**Exercise directions:** Hunt for the word "Vastus" across the entries below, copying each line that holds it.

**The records:**
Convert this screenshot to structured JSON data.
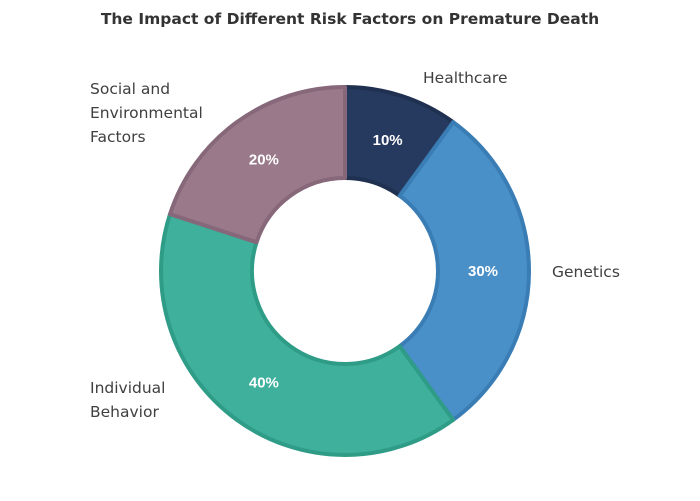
{
  "chart_data": {
    "type": "pie",
    "donut": true,
    "title": "The Impact of Different Risk Factors on Premature Death",
    "slices": [
      {
        "label": "Healthcare",
        "label_lines": [
          "Healthcare"
        ],
        "value": 10,
        "value_label": "10%",
        "color": "#253a5e",
        "edge": "#1f3050"
      },
      {
        "label": "Genetics",
        "label_lines": [
          "Genetics"
        ],
        "value": 30,
        "value_label": "30%",
        "color": "#4a90c8",
        "edge": "#3a7db5"
      },
      {
        "label": "Individual Behavior",
        "label_lines": [
          "Individual",
          "Behavior"
        ],
        "value": 40,
        "value_label": "40%",
        "color": "#3fb09b",
        "edge": "#2f9c87"
      },
      {
        "label": "Social and Environmental Factors",
        "label_lines": [
          "Social and",
          "Environmental",
          "Factors"
        ],
        "value": 20,
        "value_label": "20%",
        "color": "#9a7a8a",
        "edge": "#86687a"
      }
    ],
    "start_angle_deg": 0,
    "direction": "clockwise",
    "legend": "none"
  }
}
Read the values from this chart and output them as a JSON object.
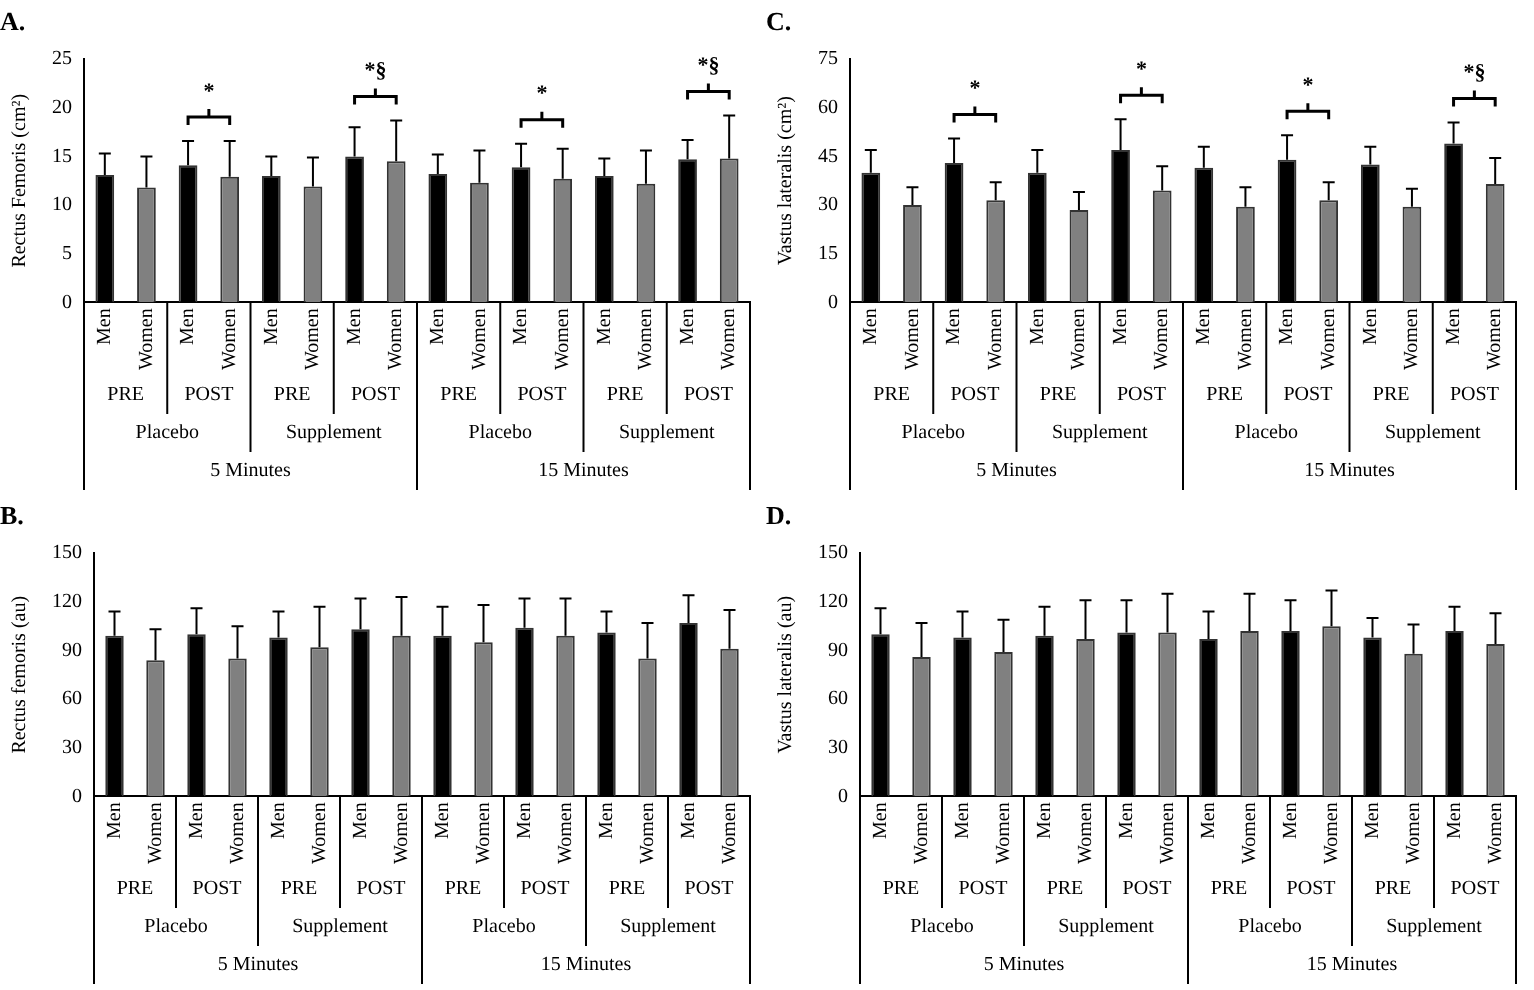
{
  "chart_data": [
    {
      "type": "bar",
      "title": "A.",
      "ylabel": "Rectus Femoris (cm²)",
      "categories": [
        "Men",
        "Women",
        "Men",
        "Women",
        "Men",
        "Women",
        "Men",
        "Women",
        "Men",
        "Women",
        "Men",
        "Women",
        "Men",
        "Women",
        "Men",
        "Women"
      ],
      "values": [
        13.1,
        11.8,
        14.1,
        12.9,
        13.0,
        11.9,
        15.0,
        14.5,
        13.2,
        12.3,
        13.9,
        12.7,
        13.0,
        12.2,
        14.7,
        14.8
      ],
      "errors": [
        [
          13.1,
          15.3
        ],
        [
          11.8,
          15.0
        ],
        [
          14.1,
          16.6
        ],
        [
          12.9,
          16.6
        ],
        [
          13.0,
          15.0
        ],
        [
          11.9,
          14.9
        ],
        [
          15.0,
          18.0
        ],
        [
          14.5,
          18.7
        ],
        [
          13.2,
          15.2
        ],
        [
          12.3,
          15.6
        ],
        [
          13.9,
          16.3
        ],
        [
          12.7,
          15.8
        ],
        [
          13.0,
          14.8
        ],
        [
          12.2,
          15.6
        ],
        [
          14.7,
          16.7
        ],
        [
          14.8,
          19.2
        ]
      ],
      "colors": [
        "#000000",
        "#808080",
        "#000000",
        "#808080",
        "#000000",
        "#808080",
        "#000000",
        "#808080",
        "#000000",
        "#808080",
        "#000000",
        "#808080",
        "#000000",
        "#808080",
        "#000000",
        "#808080"
      ],
      "ylim": [
        0,
        25
      ],
      "yticks": [
        0,
        5,
        10,
        15,
        20,
        25
      ],
      "grid": false,
      "legend": false,
      "annotations": [
        "PRE",
        "POST",
        "PRE",
        "POST",
        "PRE",
        "POST",
        "PRE",
        "POST",
        "Placebo",
        "Supplement",
        "Placebo",
        "Supplement",
        "5 Minutes",
        "15 Minutes",
        "*",
        "*§",
        "*",
        "*§"
      ]
    },
    {
      "type": "bar",
      "title": "C.",
      "ylabel": "Vastus lateralis (cm²)",
      "categories": [
        "Men",
        "Women",
        "Men",
        "Women",
        "Men",
        "Women",
        "Men",
        "Women",
        "Men",
        "Women",
        "Men",
        "Women",
        "Men",
        "Women",
        "Men",
        "Women"
      ],
      "values": [
        40,
        30,
        43,
        31.5,
        40,
        28.5,
        47,
        34.5,
        41.5,
        29.5,
        44,
        31.5,
        42.5,
        29.5,
        49,
        36.5
      ],
      "errors": [
        [
          40,
          47
        ],
        [
          30,
          35.5
        ],
        [
          43,
          50.5
        ],
        [
          31.5,
          37
        ],
        [
          40,
          47
        ],
        [
          28.5,
          34
        ],
        [
          47,
          56.5
        ],
        [
          34.5,
          42
        ],
        [
          41.5,
          48
        ],
        [
          29.5,
          35.5
        ],
        [
          44,
          51.5
        ],
        [
          31.5,
          37
        ],
        [
          42.5,
          48
        ],
        [
          29.5,
          35
        ],
        [
          49,
          55.5
        ],
        [
          36.5,
          44.5
        ]
      ],
      "colors": [
        "#000000",
        "#808080",
        "#000000",
        "#808080",
        "#000000",
        "#808080",
        "#000000",
        "#808080",
        "#000000",
        "#808080",
        "#000000",
        "#808080",
        "#000000",
        "#808080",
        "#000000",
        "#808080"
      ],
      "ylim": [
        0,
        75
      ],
      "yticks": [
        0,
        15,
        30,
        45,
        60,
        75
      ],
      "grid": false,
      "legend": false,
      "annotations": [
        "PRE",
        "POST",
        "PRE",
        "POST",
        "PRE",
        "POST",
        "PRE",
        "POST",
        "Placebo",
        "Supplement",
        "Placebo",
        "Supplement",
        "5 Minutes",
        "15 Minutes",
        "*",
        "*",
        "*",
        "*§"
      ]
    },
    {
      "type": "bar",
      "title": "B.",
      "ylabel": "Rectus femoris (au)",
      "categories": [
        "Men",
        "Women",
        "Men",
        "Women",
        "Men",
        "Women",
        "Men",
        "Women",
        "Men",
        "Women",
        "Men",
        "Women",
        "Men",
        "Women",
        "Men",
        "Women"
      ],
      "values": [
        99,
        84,
        100,
        85,
        98,
        92,
        103,
        99,
        99,
        95,
        104,
        99,
        101,
        85,
        107,
        91
      ],
      "errors": [
        [
          99,
          114
        ],
        [
          84,
          103
        ],
        [
          100,
          116
        ],
        [
          85,
          105
        ],
        [
          98,
          114
        ],
        [
          92,
          117
        ],
        [
          103,
          122
        ],
        [
          99,
          123
        ],
        [
          99,
          117
        ],
        [
          95,
          118
        ],
        [
          104,
          122
        ],
        [
          99,
          122
        ],
        [
          101,
          114
        ],
        [
          85,
          107
        ],
        [
          107,
          124
        ],
        [
          91,
          115
        ]
      ],
      "colors": [
        "#000000",
        "#808080",
        "#000000",
        "#808080",
        "#000000",
        "#808080",
        "#000000",
        "#808080",
        "#000000",
        "#808080",
        "#000000",
        "#808080",
        "#000000",
        "#808080",
        "#000000",
        "#808080"
      ],
      "ylim": [
        0,
        150
      ],
      "yticks": [
        0,
        30,
        60,
        90,
        120,
        150
      ],
      "grid": false,
      "legend": false,
      "annotations": [
        "PRE",
        "POST",
        "PRE",
        "POST",
        "PRE",
        "POST",
        "PRE",
        "POST",
        "Placebo",
        "Supplement",
        "Placebo",
        "Supplement",
        "5 Minutes",
        "15 Minutes"
      ]
    },
    {
      "type": "bar",
      "title": "D.",
      "ylabel": "Vastus lateralis (au)",
      "categories": [
        "Men",
        "Women",
        "Men",
        "Women",
        "Men",
        "Women",
        "Men",
        "Women",
        "Men",
        "Women",
        "Men",
        "Women",
        "Men",
        "Women",
        "Men",
        "Women"
      ],
      "values": [
        100,
        86,
        98,
        89,
        99,
        97,
        101,
        101,
        97,
        102,
        102,
        105,
        98,
        88,
        102,
        94
      ],
      "errors": [
        [
          100,
          116
        ],
        [
          86,
          107
        ],
        [
          98,
          114
        ],
        [
          89,
          109
        ],
        [
          99,
          117
        ],
        [
          97,
          121
        ],
        [
          101,
          121
        ],
        [
          101,
          125
        ],
        [
          97,
          114
        ],
        [
          102,
          125
        ],
        [
          102,
          121
        ],
        [
          105,
          127
        ],
        [
          98,
          110
        ],
        [
          88,
          106
        ],
        [
          102,
          117
        ],
        [
          94,
          113
        ]
      ],
      "colors": [
        "#000000",
        "#808080",
        "#000000",
        "#808080",
        "#000000",
        "#808080",
        "#000000",
        "#808080",
        "#000000",
        "#808080",
        "#000000",
        "#808080",
        "#000000",
        "#808080",
        "#000000",
        "#808080"
      ],
      "ylim": [
        0,
        150
      ],
      "yticks": [
        0,
        30,
        60,
        90,
        120,
        150
      ],
      "grid": false,
      "legend": false,
      "annotations": [
        "PRE",
        "POST",
        "PRE",
        "POST",
        "PRE",
        "POST",
        "PRE",
        "POST",
        "Placebo",
        "Supplement",
        "Placebo",
        "Supplement",
        "5 Minutes",
        "15 Minutes"
      ]
    }
  ]
}
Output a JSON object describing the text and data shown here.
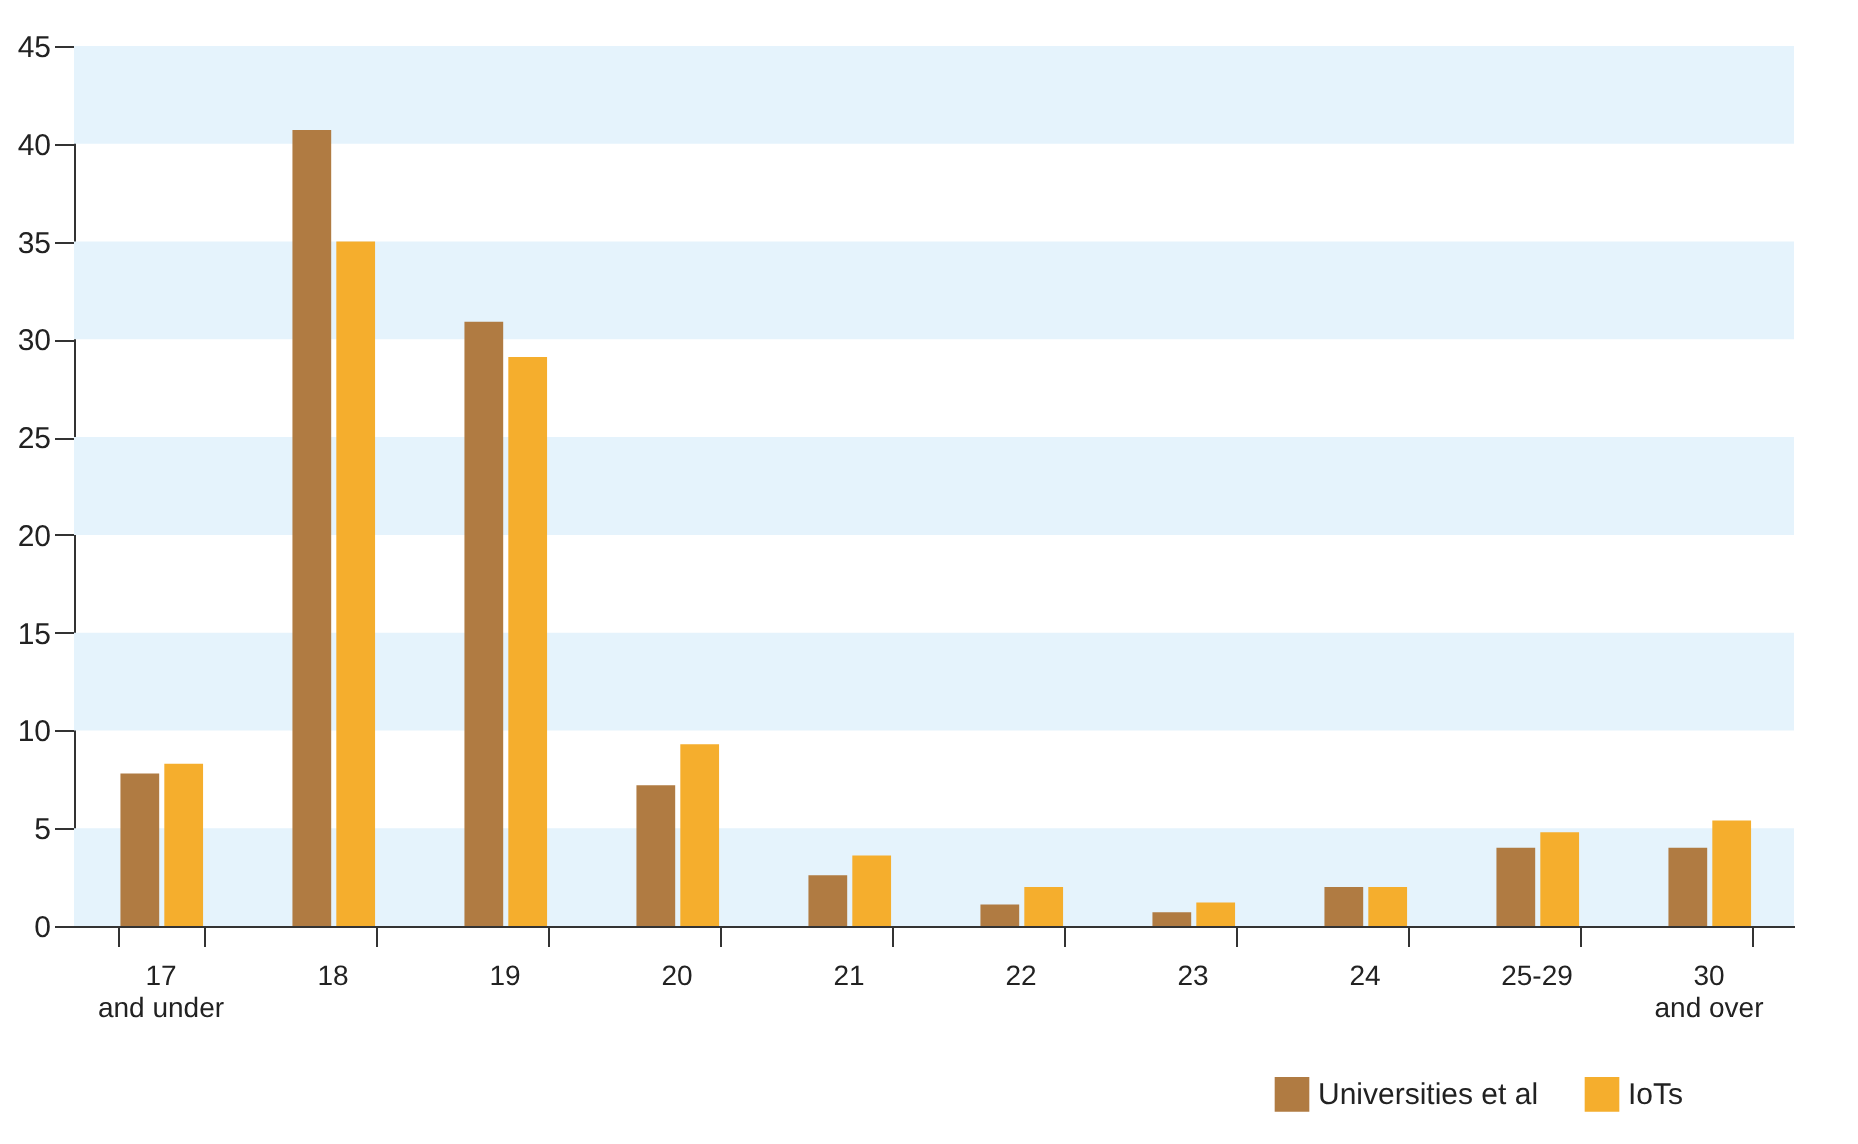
{
  "chart_data": {
    "type": "bar",
    "categories": [
      "17 and under",
      "18",
      "19",
      "20",
      "21",
      "22",
      "23",
      "24",
      "25-29",
      "30 and over"
    ],
    "series": [
      {
        "name": "Universities et al",
        "color": "#b07b42",
        "values": [
          7.8,
          40.7,
          30.9,
          7.2,
          2.6,
          1.1,
          0.7,
          2.0,
          4.0,
          4.0
        ]
      },
      {
        "name": "IoTs",
        "color": "#f5ae2d",
        "values": [
          8.3,
          35.0,
          29.1,
          9.3,
          3.6,
          2.0,
          1.2,
          2.0,
          4.8,
          5.4
        ]
      }
    ],
    "ylim": [
      0,
      45
    ],
    "yticks": [
      0,
      5,
      10,
      15,
      20,
      25,
      30,
      35,
      40,
      45
    ],
    "bands": [
      {
        "axis": "y",
        "from": 0,
        "to": 5,
        "color": "#e5f3fc"
      },
      {
        "axis": "y",
        "from": 10,
        "to": 15,
        "color": "#e5f3fc"
      },
      {
        "axis": "y",
        "from": 20,
        "to": 25,
        "color": "#e5f3fc"
      },
      {
        "axis": "y",
        "from": 30,
        "to": 35,
        "color": "#e5f3fc"
      },
      {
        "axis": "y",
        "from": 40,
        "to": 45,
        "color": "#e5f3fc"
      }
    ],
    "grid": false,
    "legend": "bottom right"
  }
}
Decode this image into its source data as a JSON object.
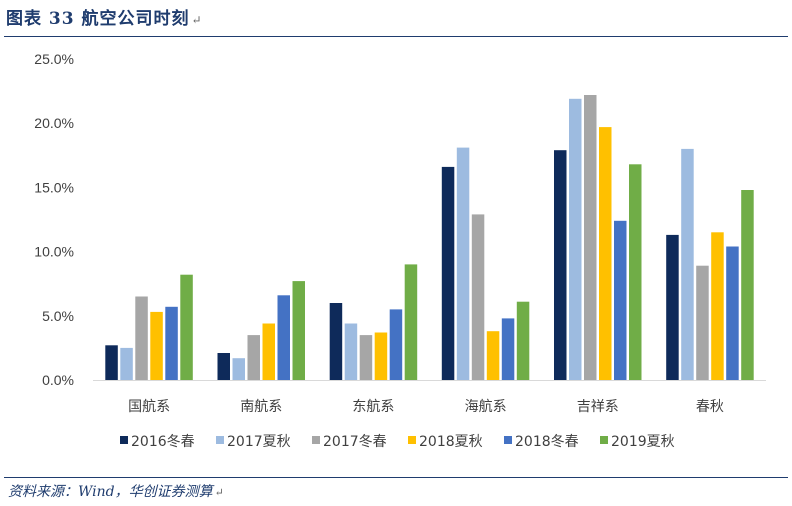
{
  "figure": {
    "title": "图表 33 航空公司时刻",
    "title_mark": "↵",
    "source": "资料来源：Wind，华创证券测算",
    "source_mark": "↵"
  },
  "colors": {
    "title": "#1f3c6e",
    "axis": "#d9d9d9",
    "text": "#404040"
  },
  "chart_data": {
    "type": "bar",
    "categories": [
      "国航系",
      "南航系",
      "东航系",
      "海航系",
      "吉祥系",
      "春秋"
    ],
    "ylim": [
      0,
      25
    ],
    "yticks": [
      0,
      5,
      10,
      15,
      20,
      25
    ],
    "ytick_labels": [
      "0.0%",
      "5.0%",
      "10.0%",
      "15.0%",
      "20.0%",
      "25.0%"
    ],
    "y_unit": "%",
    "grid": false,
    "legend_position": "bottom",
    "series": [
      {
        "name": "2016冬春",
        "color": "#0e2a5a",
        "values": [
          2.7,
          2.1,
          6.0,
          16.6,
          17.9,
          11.3
        ]
      },
      {
        "name": "2017夏秋",
        "color": "#9dbbe0",
        "values": [
          2.5,
          1.7,
          4.4,
          18.1,
          21.9,
          18.0
        ]
      },
      {
        "name": "2017冬春",
        "color": "#a6a6a6",
        "values": [
          6.5,
          3.5,
          3.5,
          12.9,
          22.2,
          8.9
        ]
      },
      {
        "name": "2018夏秋",
        "color": "#ffc000",
        "values": [
          5.3,
          4.4,
          3.7,
          3.8,
          19.7,
          11.5
        ]
      },
      {
        "name": "2018冬春",
        "color": "#4472c4",
        "values": [
          5.7,
          6.6,
          5.5,
          4.8,
          12.4,
          10.4
        ]
      },
      {
        "name": "2019夏秋",
        "color": "#70ad47",
        "values": [
          8.2,
          7.7,
          9.0,
          6.1,
          16.8,
          14.8
        ]
      }
    ]
  }
}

**Result of the exercise:**
      "ylabel": "Vastus lateralis (cm²)",
      "ylabel": "Vastus lateralis (au)",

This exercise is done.